* _Job_:
Locate each line below that includes "content" and reproduce it.

# # # # # # #

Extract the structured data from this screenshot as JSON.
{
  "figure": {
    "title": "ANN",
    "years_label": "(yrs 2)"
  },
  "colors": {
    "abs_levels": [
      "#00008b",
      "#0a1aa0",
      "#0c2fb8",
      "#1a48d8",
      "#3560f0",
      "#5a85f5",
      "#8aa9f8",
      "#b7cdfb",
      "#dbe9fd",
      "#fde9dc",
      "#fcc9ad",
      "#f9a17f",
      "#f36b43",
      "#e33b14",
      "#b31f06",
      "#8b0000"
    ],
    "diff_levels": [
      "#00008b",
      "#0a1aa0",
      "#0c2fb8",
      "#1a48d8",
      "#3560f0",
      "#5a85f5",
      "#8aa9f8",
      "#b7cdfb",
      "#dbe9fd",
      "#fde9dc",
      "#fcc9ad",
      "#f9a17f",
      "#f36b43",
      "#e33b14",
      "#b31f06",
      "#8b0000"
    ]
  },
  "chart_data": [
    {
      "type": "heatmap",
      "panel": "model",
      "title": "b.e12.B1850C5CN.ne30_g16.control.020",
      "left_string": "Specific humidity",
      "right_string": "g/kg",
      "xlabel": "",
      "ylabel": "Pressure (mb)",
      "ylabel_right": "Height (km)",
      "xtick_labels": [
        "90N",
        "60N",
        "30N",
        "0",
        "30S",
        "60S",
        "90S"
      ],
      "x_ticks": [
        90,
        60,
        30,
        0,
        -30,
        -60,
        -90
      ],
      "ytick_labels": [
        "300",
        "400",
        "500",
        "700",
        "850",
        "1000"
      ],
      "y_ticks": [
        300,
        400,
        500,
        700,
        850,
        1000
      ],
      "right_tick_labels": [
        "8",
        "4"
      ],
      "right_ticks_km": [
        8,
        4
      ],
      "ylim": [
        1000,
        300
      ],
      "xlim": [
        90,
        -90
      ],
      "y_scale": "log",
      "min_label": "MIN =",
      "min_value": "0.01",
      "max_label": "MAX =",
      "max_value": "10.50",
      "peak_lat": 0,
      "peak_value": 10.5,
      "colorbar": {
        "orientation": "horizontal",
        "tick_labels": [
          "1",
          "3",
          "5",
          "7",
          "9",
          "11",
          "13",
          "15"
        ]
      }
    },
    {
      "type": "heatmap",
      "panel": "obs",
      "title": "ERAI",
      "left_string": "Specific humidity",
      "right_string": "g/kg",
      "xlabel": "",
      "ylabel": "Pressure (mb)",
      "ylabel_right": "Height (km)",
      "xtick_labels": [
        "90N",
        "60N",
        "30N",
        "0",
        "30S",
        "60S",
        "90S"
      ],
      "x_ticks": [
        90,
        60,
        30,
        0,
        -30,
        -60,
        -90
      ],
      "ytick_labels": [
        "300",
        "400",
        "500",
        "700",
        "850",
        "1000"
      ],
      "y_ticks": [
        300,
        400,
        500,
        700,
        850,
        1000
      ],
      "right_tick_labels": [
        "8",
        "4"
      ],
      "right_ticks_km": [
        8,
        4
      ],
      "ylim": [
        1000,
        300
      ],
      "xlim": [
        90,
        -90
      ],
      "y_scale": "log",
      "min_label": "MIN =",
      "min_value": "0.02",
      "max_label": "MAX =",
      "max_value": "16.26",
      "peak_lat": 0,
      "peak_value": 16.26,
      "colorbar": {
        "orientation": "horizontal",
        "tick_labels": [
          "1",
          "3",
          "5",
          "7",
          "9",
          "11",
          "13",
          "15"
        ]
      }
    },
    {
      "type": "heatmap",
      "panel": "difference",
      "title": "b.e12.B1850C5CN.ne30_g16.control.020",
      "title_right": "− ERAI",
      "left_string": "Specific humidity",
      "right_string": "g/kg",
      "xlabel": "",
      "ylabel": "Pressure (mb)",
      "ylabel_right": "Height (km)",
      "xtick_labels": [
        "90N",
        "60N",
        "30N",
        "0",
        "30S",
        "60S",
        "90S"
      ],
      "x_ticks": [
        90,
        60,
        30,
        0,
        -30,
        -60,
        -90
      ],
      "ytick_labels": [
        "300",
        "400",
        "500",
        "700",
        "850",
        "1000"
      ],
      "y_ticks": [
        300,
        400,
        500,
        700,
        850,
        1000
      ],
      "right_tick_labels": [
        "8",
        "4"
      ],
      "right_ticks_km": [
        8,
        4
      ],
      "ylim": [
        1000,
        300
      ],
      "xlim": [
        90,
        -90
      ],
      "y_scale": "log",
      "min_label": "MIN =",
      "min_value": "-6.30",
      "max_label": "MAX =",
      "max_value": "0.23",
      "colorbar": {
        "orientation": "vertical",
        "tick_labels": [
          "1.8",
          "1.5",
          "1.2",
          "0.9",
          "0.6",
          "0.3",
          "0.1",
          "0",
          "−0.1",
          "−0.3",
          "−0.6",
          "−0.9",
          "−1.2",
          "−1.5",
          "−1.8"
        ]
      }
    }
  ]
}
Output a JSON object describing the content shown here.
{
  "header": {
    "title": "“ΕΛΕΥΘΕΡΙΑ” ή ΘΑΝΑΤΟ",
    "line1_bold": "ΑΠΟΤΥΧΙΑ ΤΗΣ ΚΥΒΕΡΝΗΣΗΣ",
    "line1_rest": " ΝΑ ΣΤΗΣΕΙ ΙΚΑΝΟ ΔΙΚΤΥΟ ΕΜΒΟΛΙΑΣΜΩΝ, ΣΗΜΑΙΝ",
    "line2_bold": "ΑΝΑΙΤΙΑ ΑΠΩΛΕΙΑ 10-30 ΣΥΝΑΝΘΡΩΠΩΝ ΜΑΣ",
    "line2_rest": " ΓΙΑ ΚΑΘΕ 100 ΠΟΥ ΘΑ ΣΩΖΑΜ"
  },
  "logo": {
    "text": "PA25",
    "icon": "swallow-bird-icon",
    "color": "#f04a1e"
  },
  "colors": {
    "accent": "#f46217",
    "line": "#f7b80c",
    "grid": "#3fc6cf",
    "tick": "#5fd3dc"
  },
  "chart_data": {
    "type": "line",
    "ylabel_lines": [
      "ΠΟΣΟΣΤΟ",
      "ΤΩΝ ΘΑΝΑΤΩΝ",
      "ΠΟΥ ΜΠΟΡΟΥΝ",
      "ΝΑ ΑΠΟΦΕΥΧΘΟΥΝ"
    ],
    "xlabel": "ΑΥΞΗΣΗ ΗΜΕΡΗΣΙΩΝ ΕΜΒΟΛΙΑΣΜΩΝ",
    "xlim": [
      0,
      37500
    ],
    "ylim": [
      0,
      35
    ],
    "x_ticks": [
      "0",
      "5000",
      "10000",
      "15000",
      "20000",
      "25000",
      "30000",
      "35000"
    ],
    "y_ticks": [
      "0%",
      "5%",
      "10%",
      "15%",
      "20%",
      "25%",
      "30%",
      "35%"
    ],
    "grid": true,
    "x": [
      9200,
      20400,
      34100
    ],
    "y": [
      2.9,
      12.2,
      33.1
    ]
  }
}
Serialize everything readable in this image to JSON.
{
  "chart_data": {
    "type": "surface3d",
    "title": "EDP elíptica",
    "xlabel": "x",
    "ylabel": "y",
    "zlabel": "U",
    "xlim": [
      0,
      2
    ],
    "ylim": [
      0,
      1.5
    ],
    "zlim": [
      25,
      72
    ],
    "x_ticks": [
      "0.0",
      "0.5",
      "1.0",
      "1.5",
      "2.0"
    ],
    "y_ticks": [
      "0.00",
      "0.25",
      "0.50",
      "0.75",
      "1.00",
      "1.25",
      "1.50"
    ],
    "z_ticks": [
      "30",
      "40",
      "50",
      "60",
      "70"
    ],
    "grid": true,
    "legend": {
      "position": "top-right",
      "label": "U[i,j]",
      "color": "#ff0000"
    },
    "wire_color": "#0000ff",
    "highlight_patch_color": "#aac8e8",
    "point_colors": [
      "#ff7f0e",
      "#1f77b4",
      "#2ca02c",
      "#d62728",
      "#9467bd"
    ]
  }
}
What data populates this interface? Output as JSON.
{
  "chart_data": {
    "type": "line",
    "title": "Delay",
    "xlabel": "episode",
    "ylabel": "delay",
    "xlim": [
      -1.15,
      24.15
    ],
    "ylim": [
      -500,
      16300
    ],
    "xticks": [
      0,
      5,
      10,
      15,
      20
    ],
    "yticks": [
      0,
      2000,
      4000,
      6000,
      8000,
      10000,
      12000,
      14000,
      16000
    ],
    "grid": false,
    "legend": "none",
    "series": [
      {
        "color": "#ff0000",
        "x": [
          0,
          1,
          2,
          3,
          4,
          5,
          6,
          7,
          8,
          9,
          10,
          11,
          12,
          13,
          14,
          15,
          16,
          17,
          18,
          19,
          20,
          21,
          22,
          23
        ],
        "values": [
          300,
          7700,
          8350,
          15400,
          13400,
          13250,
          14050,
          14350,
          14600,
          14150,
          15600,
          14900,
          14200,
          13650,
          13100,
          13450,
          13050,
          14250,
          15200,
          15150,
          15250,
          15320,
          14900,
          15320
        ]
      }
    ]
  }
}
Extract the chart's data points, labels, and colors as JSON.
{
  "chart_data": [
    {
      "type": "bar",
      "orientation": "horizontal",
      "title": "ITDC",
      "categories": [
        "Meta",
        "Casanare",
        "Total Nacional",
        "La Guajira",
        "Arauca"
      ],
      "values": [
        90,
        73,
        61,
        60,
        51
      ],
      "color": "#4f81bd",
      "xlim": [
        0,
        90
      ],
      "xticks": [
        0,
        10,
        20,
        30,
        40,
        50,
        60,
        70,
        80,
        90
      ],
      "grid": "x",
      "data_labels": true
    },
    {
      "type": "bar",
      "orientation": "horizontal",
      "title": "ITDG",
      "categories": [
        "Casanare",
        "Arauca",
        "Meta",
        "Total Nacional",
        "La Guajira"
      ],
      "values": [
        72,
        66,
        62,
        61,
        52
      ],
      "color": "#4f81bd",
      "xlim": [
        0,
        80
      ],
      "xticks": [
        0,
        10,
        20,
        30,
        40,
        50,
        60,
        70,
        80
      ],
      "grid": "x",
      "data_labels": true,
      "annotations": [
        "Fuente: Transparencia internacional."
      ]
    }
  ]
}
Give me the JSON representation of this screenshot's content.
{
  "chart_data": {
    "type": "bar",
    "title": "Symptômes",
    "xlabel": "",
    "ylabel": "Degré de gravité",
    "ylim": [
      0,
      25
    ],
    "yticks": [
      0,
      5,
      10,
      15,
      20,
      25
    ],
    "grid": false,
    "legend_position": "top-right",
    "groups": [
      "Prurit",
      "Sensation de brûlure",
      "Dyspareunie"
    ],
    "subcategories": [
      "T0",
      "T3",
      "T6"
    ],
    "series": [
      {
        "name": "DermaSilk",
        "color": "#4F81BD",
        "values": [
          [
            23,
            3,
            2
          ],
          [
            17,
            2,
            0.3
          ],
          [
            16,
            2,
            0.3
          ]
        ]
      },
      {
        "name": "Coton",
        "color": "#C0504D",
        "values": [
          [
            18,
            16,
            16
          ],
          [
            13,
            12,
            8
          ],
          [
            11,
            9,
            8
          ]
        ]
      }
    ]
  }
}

# # # # # # #

* _Result of the task_:
Output a JSON object describing the content shown here.
Give me the JSON representation of this screenshot's content.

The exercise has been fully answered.